SELECTED EXCERPT section start

Remote Audits for Medical Device Manufacturers: protect your sensitive Data & Trade Secrets!

by | Apr 3, 2020 | Information, Information

Medical device manufacturers must grant access of highly sensitive data and information to Notified Bodies during Remote Audits. Although such information is never meant to leave the manufacturer’s site it is often shared via common cloud services, especially in times of travel restrictions. How can transfer of sensitive information be established to securely conduct a Remote Audit?

by Arik Zucker

(az) · In times of travel restrictions due to the recent COVID-19 outbreak, Notified Bodies have started to perform Remote Audits. There are a few advantages in connection with this. One is certainly the omission of travel and lodging expenses by the auditors which, for small device manufacturers can be substantial. Also, unannounced on-site audits can be omitted in the manufacturer’s budget as many Notified Bodies put them on hold for the time being. A further advantage might be that auditors can now conduct more audits and conformity assessments per time unit because of the absence of their own travelling time, hence an efficiency gain might be observed.

SELECTED EXCERPT section end
DATA EXTRACTS section start

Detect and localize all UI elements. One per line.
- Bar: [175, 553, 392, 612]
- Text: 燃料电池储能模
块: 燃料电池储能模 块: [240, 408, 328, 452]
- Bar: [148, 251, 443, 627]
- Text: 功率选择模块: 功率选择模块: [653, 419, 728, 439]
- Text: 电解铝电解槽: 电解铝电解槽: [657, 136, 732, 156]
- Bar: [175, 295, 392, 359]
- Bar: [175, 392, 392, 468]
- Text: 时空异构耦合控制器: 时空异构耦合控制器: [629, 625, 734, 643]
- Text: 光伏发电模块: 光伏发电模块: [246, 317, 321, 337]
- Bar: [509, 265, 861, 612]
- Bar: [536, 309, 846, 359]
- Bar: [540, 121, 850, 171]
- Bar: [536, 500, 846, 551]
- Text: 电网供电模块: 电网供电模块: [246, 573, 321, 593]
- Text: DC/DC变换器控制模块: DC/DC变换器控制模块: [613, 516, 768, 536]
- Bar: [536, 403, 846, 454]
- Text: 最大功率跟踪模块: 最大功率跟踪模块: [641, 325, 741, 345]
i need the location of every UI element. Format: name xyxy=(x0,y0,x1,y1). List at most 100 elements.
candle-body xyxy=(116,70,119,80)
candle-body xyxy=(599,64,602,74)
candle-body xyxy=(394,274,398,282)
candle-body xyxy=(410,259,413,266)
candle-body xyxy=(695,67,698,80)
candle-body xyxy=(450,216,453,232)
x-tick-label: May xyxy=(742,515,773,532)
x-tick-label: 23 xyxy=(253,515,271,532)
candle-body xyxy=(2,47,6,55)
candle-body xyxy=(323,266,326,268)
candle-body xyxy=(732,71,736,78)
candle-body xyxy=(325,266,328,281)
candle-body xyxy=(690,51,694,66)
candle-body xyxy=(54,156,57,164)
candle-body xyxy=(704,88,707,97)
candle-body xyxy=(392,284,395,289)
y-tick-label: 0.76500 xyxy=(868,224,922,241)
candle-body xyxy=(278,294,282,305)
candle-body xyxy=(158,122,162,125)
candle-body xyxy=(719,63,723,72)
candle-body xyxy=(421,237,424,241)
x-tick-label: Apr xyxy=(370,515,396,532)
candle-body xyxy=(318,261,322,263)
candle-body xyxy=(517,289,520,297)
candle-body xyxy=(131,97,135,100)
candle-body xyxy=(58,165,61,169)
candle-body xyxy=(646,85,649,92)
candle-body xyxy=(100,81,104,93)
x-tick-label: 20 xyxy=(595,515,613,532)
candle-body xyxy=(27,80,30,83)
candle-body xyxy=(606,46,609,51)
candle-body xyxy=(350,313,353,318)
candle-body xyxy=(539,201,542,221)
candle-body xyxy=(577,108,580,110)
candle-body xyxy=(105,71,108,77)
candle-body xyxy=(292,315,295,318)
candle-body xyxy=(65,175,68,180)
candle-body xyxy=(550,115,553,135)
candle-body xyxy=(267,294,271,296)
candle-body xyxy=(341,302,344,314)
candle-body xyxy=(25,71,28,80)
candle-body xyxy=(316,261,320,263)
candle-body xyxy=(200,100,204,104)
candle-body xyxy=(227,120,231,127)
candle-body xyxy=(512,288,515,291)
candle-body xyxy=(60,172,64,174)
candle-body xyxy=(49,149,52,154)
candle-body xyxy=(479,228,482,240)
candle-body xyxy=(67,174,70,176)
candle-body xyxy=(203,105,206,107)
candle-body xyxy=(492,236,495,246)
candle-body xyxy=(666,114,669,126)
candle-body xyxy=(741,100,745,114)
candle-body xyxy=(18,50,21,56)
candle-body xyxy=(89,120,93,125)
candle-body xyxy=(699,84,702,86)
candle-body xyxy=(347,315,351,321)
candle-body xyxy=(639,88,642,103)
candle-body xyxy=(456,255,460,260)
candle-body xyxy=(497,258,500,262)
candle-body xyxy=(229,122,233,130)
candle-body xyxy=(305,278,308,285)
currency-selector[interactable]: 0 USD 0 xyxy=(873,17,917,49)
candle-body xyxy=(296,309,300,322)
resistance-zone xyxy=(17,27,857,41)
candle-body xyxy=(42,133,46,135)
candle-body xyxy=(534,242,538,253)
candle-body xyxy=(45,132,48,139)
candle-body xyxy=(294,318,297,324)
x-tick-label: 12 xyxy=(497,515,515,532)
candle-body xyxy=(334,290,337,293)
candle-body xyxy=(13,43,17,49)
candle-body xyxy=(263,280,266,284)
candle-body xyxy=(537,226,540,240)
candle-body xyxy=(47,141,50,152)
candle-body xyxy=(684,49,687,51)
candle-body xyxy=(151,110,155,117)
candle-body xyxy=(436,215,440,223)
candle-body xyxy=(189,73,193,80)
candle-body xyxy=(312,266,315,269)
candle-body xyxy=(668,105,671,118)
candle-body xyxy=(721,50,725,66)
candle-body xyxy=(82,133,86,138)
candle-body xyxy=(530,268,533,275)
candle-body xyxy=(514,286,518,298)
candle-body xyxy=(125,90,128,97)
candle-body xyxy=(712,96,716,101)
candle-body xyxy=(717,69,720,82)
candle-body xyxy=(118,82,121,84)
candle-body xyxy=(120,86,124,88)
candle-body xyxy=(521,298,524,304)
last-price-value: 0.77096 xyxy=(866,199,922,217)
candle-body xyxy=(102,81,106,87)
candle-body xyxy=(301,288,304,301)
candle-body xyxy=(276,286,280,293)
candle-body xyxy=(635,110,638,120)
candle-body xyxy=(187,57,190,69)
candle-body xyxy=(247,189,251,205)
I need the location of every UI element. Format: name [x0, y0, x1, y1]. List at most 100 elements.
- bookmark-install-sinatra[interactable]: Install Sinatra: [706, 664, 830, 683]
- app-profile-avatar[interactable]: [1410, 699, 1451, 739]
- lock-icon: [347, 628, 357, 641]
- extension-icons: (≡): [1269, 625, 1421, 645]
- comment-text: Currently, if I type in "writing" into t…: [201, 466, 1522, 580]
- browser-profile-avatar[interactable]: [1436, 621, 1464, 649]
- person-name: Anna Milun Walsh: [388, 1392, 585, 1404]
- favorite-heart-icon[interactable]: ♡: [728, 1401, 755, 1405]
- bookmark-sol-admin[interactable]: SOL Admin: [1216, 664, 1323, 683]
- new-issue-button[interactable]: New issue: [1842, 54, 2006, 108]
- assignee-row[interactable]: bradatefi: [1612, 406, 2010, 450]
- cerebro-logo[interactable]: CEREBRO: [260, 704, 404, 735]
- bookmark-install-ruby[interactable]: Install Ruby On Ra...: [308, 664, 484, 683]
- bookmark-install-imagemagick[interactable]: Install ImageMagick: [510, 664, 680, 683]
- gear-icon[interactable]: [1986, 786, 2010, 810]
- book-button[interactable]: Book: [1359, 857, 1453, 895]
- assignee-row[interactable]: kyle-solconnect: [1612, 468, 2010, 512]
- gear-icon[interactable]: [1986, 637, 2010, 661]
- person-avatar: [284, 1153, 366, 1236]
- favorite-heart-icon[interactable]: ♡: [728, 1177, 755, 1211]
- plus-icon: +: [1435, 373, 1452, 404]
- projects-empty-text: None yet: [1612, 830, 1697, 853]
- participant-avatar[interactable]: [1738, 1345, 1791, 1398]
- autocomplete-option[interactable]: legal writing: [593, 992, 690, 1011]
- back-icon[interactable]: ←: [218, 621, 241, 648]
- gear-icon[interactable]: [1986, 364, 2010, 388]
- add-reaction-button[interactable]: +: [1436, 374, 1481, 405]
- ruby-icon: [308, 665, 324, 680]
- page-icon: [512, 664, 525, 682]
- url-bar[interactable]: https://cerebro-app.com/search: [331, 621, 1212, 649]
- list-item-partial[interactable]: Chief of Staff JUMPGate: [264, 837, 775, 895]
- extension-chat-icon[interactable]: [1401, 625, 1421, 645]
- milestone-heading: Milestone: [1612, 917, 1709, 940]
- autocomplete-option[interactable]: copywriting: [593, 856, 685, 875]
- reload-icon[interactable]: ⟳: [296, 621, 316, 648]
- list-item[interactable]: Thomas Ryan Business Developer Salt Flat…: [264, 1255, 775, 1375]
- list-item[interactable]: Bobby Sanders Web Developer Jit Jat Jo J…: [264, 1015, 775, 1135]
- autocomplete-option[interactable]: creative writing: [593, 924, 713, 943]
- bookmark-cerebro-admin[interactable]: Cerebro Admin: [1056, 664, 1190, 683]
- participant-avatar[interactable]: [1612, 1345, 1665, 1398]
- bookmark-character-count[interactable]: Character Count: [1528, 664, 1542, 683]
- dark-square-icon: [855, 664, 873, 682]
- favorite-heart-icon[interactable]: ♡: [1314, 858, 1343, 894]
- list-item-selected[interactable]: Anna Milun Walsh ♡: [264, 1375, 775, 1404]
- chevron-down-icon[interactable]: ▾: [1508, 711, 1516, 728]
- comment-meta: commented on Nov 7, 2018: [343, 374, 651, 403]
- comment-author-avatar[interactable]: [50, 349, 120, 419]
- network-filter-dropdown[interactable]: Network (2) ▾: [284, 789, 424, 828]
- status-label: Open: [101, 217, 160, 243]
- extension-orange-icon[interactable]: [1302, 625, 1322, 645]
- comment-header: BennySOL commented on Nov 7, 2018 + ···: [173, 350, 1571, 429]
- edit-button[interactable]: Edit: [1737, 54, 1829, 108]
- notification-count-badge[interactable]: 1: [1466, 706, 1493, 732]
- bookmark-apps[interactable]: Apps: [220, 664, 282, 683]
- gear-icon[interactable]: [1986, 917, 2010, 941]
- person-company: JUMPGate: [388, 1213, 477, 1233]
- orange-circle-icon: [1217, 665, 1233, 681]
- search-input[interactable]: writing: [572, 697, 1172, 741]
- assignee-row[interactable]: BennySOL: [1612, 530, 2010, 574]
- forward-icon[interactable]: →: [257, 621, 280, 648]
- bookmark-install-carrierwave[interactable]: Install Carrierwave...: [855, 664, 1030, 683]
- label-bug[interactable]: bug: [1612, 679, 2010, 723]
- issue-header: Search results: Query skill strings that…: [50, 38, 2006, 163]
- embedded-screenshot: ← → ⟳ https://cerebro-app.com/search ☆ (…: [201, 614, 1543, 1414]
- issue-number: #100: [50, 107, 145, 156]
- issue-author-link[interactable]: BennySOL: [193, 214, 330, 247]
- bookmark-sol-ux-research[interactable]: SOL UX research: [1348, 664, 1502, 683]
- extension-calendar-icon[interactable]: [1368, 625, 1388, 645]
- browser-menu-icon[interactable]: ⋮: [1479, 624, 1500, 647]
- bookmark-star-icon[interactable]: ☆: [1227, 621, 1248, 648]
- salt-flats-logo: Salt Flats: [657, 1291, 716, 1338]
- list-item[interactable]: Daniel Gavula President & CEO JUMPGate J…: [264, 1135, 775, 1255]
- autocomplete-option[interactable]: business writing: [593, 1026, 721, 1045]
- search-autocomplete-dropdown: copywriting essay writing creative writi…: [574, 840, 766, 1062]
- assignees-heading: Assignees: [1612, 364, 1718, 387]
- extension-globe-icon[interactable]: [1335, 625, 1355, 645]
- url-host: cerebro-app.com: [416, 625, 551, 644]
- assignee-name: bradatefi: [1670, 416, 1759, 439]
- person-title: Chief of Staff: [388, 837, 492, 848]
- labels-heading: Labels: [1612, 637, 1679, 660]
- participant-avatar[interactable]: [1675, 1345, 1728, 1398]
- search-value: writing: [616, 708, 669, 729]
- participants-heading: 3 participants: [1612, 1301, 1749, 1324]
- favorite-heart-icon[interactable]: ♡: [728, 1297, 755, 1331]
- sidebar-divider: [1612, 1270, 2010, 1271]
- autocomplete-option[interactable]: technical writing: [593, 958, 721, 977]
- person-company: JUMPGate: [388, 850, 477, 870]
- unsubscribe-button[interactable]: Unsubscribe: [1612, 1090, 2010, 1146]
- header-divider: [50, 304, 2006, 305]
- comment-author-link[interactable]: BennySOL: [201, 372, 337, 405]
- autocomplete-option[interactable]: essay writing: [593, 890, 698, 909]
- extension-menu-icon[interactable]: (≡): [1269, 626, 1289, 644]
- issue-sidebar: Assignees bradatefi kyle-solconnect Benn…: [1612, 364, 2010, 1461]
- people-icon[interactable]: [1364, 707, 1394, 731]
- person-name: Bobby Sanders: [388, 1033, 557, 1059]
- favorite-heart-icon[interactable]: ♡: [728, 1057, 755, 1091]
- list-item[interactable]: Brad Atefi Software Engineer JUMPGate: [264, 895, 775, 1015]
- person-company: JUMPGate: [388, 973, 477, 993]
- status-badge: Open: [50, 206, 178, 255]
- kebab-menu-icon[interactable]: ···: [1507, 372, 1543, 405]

DATA EXTRACTS section end

# WHAT THE TASK ASKS
Please pick up the piece on remote audits for medical device manufacturers and continue it from its last sentence.

# SOLVED PROBLEM
 So far, this is all positive news. However, as straightforward and simple as it sounds, a Remote Audit certainly bears some risks that seem to be greatly neglected by a lot of device manufacturers.

 One crucial question is how the manufacturers present their confidential information and data to the Notified Body. It is certainly in the manufacturer’s highest interest to protect internal data comprising sensitive information such as manufacturing processes, complaint statistics, corrective & preventive actions, risk analyses, development plans of devices yet to come to market, etc. just to name a few. This kind of data usually never leaves the manufacturer’s site during regular on-site audits that, for now, are inexistent. As only time will tell when everything will be back to normal, we can expect that the Remote Audit working mode will last for a while. Hence, if transferred data is leaked by mistake, a great part of the manufacturer’s trade secrets is potentially exposed not only to the competition but also to the broader public including also financial analysts or the media. Of course, it is not at all in the Notified Body’s responsibility to secure data exchange. The legal manufacturers are in charge of defining the level of security to be applied to their confidential data.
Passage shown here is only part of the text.